WHAT THE TASK ASKS ▸
Quote all entries exactly, leaving pictures aside.

____ PROVIDED MATERIAL

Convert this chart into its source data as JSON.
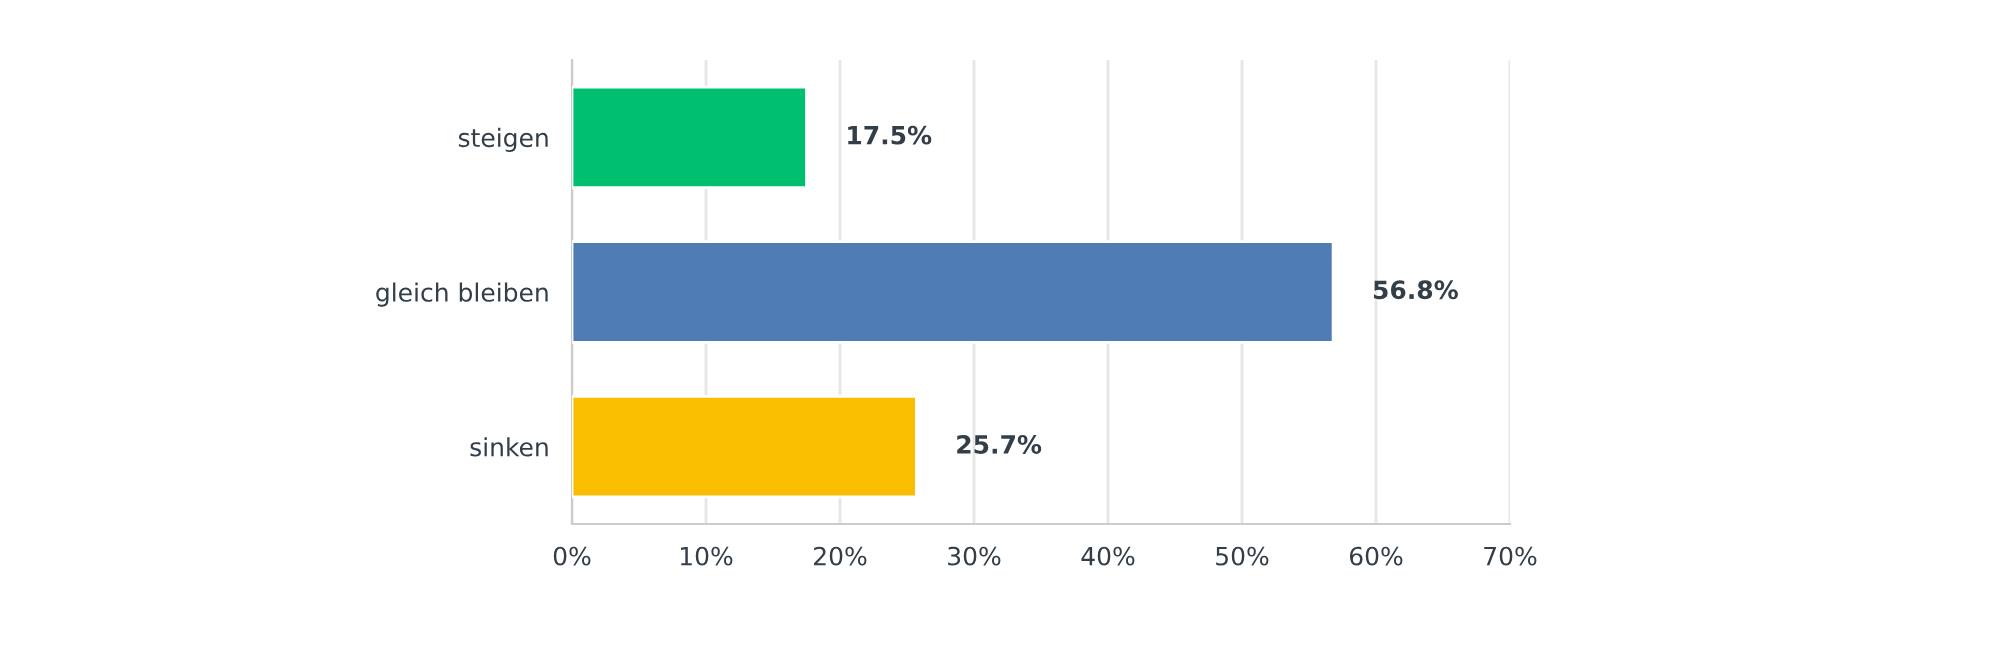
{
  "chart_data": {
    "type": "bar",
    "orientation": "horizontal",
    "categories": [
      "steigen",
      "gleich bleiben",
      "sinken"
    ],
    "values": [
      17.5,
      56.8,
      25.7
    ],
    "colors": [
      "#00bf6f",
      "#507cb6",
      "#f9be00"
    ],
    "value_labels": [
      "17.5%",
      "56.8%",
      "25.7%"
    ],
    "xlim": [
      0,
      70
    ],
    "xticks": [
      {
        "value": 0,
        "label": "0%"
      },
      {
        "value": 10,
        "label": "10%"
      },
      {
        "value": 20,
        "label": "20%"
      },
      {
        "value": 30,
        "label": "30%"
      },
      {
        "value": 40,
        "label": "40%"
      },
      {
        "value": 50,
        "label": "50%"
      },
      {
        "value": 60,
        "label": "60%"
      },
      {
        "value": 70,
        "label": "70%"
      }
    ],
    "grid": "x",
    "legend": false
  }
}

________

RESPONSE TO THE TASK ▸
Convert this chart into its source data as JSON.
{
  "chart_data": {
    "type": "bar",
    "orientation": "horizontal",
    "categories": [
      "steigen",
      "gleich bleiben",
      "sinken"
    ],
    "values": [
      17.5,
      56.8,
      25.7
    ],
    "colors": [
      "#00bf6f",
      "#507cb6",
      "#f9be00"
    ],
    "value_labels": [
      "17.5%",
      "56.8%",
      "25.7%"
    ],
    "xlim": [
      0,
      70
    ],
    "xticks": [
      {
        "value": 0,
        "label": "0%"
      },
      {
        "value": 10,
        "label": "10%"
      },
      {
        "value": 20,
        "label": "20%"
      },
      {
        "value": 30,
        "label": "30%"
      },
      {
        "value": 40,
        "label": "40%"
      },
      {
        "value": 50,
        "label": "50%"
      },
      {
        "value": 60,
        "label": "60%"
      },
      {
        "value": 70,
        "label": "70%"
      }
    ],
    "grid": "x",
    "legend": false
  }
}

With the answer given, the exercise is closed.